-- start DATA LISTING --

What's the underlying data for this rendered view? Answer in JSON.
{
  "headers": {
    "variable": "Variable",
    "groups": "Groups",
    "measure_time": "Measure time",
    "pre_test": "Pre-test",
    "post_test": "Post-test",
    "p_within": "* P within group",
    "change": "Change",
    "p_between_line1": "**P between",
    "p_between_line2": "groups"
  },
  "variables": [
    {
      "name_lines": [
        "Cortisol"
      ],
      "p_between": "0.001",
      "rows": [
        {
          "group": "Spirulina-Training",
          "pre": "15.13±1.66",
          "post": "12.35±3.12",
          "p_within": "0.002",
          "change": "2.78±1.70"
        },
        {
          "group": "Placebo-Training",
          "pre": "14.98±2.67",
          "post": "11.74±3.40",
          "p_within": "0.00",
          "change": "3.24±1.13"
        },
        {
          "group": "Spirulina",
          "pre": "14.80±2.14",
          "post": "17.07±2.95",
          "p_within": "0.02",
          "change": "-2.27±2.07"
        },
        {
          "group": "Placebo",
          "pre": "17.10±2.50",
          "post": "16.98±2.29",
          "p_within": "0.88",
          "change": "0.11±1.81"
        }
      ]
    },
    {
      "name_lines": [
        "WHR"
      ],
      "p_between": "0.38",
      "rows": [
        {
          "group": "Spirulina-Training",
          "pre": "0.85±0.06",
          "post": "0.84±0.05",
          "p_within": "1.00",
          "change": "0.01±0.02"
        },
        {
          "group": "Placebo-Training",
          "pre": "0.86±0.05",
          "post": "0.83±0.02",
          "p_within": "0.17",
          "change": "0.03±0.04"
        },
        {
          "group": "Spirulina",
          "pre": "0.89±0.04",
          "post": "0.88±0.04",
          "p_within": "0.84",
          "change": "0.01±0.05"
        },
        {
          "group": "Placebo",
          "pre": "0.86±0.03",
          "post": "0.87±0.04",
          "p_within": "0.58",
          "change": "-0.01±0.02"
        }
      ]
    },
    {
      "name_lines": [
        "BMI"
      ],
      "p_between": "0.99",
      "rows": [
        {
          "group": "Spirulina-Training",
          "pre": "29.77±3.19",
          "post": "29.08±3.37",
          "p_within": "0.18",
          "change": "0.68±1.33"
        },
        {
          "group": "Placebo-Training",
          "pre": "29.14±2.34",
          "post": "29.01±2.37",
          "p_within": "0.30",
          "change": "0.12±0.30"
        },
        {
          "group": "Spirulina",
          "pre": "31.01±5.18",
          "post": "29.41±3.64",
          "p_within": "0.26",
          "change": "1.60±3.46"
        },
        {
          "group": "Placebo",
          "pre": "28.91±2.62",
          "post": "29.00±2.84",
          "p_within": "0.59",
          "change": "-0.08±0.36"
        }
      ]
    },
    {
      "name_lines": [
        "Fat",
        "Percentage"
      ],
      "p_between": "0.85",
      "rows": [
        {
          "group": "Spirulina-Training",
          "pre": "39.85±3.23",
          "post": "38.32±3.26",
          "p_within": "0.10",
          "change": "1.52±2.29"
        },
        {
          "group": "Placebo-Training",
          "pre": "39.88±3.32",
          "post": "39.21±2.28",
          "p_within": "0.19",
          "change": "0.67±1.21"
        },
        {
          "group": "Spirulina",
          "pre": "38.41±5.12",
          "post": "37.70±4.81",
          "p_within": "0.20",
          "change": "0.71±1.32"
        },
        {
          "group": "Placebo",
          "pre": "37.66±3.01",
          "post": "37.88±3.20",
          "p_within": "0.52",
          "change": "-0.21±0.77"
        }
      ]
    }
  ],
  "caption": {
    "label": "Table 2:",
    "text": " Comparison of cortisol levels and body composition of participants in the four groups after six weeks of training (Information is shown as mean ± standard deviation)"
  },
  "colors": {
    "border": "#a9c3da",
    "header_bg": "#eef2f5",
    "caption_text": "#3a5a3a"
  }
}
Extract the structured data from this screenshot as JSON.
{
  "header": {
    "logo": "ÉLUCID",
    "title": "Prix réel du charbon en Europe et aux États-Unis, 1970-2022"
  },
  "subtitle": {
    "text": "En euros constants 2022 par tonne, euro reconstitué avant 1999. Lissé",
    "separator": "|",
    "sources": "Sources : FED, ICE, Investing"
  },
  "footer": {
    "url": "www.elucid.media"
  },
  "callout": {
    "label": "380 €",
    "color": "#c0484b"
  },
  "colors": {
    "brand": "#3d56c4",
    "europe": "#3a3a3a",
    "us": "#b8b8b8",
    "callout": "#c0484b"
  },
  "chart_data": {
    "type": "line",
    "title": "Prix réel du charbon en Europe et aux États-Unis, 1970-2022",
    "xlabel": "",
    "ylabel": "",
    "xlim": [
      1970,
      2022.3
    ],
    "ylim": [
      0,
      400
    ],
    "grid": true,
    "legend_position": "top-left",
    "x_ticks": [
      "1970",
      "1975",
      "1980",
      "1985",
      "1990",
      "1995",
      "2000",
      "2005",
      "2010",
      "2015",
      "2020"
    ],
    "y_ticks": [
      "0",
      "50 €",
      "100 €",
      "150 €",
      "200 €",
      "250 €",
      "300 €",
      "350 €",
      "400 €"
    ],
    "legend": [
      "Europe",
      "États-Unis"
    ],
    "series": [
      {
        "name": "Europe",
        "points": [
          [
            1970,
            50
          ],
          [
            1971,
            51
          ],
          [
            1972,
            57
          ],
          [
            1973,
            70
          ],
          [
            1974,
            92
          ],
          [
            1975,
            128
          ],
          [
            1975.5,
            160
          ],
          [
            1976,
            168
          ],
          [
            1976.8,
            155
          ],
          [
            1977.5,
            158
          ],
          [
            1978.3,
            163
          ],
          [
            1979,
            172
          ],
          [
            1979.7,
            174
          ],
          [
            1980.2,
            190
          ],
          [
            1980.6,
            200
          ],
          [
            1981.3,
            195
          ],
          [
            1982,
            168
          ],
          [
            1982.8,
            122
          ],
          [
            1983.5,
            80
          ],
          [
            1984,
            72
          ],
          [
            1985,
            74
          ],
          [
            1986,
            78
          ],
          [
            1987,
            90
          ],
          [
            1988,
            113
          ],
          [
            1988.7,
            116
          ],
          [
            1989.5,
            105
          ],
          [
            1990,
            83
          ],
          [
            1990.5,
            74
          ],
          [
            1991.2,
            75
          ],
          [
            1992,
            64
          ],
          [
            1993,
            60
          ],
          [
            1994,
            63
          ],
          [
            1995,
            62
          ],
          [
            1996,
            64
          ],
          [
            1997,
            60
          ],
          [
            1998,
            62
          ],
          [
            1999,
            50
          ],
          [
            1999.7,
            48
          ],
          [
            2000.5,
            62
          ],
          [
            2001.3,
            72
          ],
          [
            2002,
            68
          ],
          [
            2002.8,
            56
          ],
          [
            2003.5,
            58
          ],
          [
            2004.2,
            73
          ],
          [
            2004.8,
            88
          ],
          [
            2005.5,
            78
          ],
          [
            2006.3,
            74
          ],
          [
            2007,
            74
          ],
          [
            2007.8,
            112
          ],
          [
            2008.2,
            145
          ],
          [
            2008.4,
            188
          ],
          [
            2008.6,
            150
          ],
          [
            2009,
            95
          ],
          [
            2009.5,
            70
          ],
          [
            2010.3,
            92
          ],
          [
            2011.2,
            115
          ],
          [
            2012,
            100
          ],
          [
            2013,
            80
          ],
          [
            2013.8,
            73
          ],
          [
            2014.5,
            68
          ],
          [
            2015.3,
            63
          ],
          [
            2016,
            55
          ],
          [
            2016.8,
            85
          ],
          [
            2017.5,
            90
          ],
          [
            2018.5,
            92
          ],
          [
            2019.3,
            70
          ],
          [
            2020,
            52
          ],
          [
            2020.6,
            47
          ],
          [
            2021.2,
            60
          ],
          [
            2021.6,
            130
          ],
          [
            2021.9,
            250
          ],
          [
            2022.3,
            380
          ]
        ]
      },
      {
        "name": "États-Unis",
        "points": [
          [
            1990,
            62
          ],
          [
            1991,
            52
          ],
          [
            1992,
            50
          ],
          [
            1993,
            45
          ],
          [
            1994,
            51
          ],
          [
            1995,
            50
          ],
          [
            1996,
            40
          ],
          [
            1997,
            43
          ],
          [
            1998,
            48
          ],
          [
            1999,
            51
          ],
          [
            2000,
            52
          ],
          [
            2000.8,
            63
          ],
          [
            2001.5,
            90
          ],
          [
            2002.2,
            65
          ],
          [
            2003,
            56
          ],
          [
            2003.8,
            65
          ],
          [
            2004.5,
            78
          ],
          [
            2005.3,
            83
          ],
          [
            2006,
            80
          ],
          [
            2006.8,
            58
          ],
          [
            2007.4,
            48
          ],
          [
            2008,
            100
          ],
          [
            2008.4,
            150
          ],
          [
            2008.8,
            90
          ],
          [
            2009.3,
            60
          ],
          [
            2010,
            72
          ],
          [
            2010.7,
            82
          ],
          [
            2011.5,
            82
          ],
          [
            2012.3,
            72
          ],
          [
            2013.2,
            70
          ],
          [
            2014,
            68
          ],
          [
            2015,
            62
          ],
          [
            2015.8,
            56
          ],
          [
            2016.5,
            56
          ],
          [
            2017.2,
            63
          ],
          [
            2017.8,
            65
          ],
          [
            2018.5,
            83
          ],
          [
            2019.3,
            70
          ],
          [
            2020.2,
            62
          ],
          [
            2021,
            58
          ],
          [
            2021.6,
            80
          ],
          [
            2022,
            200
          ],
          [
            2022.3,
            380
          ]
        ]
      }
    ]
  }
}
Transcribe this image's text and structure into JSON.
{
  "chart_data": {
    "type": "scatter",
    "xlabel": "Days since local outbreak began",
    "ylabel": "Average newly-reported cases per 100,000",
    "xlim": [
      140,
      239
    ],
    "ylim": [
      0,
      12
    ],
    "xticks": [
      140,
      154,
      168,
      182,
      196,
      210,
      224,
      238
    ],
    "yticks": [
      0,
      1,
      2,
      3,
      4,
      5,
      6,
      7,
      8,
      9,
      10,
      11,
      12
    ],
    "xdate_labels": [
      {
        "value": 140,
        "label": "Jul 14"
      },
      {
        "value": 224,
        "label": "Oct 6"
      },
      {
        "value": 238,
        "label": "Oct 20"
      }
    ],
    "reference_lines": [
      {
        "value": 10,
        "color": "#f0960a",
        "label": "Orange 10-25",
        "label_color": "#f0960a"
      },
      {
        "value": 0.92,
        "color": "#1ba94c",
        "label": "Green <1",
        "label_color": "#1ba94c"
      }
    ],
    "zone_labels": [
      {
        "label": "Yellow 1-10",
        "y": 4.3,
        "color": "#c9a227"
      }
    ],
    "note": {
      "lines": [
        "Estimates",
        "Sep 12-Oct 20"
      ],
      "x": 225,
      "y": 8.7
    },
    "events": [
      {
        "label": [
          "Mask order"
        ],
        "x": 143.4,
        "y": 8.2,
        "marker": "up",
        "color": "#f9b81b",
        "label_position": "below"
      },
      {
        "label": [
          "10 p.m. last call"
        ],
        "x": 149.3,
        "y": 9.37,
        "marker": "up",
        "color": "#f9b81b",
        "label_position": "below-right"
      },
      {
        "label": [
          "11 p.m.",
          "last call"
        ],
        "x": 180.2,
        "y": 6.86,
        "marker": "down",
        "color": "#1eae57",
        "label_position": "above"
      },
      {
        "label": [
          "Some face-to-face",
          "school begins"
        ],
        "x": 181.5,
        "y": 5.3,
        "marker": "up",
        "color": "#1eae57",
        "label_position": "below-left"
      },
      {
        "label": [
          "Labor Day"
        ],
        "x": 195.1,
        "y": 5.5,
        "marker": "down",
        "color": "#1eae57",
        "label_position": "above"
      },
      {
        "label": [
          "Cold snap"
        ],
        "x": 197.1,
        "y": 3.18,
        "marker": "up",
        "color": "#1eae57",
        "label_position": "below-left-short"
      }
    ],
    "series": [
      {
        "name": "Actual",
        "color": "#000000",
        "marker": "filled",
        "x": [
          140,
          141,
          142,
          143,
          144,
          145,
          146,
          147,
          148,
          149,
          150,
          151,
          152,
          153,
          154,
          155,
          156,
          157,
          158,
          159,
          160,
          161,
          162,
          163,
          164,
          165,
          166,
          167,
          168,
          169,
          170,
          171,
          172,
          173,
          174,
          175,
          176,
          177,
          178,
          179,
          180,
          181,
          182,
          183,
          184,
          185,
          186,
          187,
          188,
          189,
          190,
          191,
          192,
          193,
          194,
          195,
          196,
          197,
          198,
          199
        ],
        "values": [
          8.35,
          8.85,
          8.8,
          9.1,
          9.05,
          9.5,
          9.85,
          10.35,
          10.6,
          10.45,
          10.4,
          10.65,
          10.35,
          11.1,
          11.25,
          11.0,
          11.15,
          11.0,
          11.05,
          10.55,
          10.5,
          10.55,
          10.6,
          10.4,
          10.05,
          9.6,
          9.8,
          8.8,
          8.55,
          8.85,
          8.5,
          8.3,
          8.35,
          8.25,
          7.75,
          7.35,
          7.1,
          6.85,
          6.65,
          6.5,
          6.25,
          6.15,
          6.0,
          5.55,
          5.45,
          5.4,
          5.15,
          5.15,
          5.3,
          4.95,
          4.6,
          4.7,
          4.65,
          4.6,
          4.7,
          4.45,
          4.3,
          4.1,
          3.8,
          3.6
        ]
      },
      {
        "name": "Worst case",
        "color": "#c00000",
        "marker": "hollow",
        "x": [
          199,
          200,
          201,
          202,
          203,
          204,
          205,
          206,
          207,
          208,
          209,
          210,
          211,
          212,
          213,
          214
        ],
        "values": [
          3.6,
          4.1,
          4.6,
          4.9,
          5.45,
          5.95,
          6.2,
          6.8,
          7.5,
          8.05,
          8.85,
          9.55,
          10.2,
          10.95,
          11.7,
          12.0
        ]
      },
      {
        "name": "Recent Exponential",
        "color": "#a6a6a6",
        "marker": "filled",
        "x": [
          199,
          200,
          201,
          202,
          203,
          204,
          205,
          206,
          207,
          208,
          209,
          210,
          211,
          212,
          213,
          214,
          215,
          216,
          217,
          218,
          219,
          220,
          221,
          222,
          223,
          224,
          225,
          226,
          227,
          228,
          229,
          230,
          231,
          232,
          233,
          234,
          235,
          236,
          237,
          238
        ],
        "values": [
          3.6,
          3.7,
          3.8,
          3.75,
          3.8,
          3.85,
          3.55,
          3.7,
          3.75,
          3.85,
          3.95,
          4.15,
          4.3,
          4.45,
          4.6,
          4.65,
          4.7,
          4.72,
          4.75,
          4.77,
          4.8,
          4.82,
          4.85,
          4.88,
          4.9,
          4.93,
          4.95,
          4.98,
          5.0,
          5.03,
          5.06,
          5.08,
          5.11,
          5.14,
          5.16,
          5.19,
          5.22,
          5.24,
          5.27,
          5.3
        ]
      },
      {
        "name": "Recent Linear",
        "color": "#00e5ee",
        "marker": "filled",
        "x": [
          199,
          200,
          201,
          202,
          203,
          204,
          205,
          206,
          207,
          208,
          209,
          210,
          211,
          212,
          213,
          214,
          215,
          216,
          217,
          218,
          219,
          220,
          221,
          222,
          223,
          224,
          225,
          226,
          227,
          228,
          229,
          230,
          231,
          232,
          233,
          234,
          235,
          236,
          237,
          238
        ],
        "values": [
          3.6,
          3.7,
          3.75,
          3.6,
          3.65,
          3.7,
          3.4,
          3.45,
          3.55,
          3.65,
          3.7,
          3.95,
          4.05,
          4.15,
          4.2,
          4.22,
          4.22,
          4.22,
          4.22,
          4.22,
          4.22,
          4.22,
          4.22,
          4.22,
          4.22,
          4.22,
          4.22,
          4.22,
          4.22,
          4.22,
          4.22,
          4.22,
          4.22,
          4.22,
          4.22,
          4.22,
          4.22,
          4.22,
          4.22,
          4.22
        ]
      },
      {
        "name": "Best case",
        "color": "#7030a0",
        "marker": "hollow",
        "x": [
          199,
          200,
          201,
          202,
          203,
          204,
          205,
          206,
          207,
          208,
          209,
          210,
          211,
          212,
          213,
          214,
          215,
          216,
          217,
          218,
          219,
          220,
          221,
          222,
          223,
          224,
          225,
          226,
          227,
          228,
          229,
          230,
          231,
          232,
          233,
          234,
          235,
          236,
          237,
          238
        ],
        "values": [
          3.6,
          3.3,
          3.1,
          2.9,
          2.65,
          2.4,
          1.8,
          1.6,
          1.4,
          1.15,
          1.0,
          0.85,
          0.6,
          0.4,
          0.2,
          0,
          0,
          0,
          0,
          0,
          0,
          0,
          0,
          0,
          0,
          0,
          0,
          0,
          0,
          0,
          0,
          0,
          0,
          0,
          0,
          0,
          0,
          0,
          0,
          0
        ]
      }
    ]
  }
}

-- end DATA LISTING --

▶ [WORK TO BE COMPLETED] From the listing, copy each line containing the word "Unis".

▶ [CORRECT ANSWER]
    "title": "Prix réel du charbon en Europe et aux États-Unis, 1970-2022"
    "title": "Prix réel du charbon en Europe et aux États-Unis, 1970-2022",
      "États-Unis"
        "name": "États-Unis",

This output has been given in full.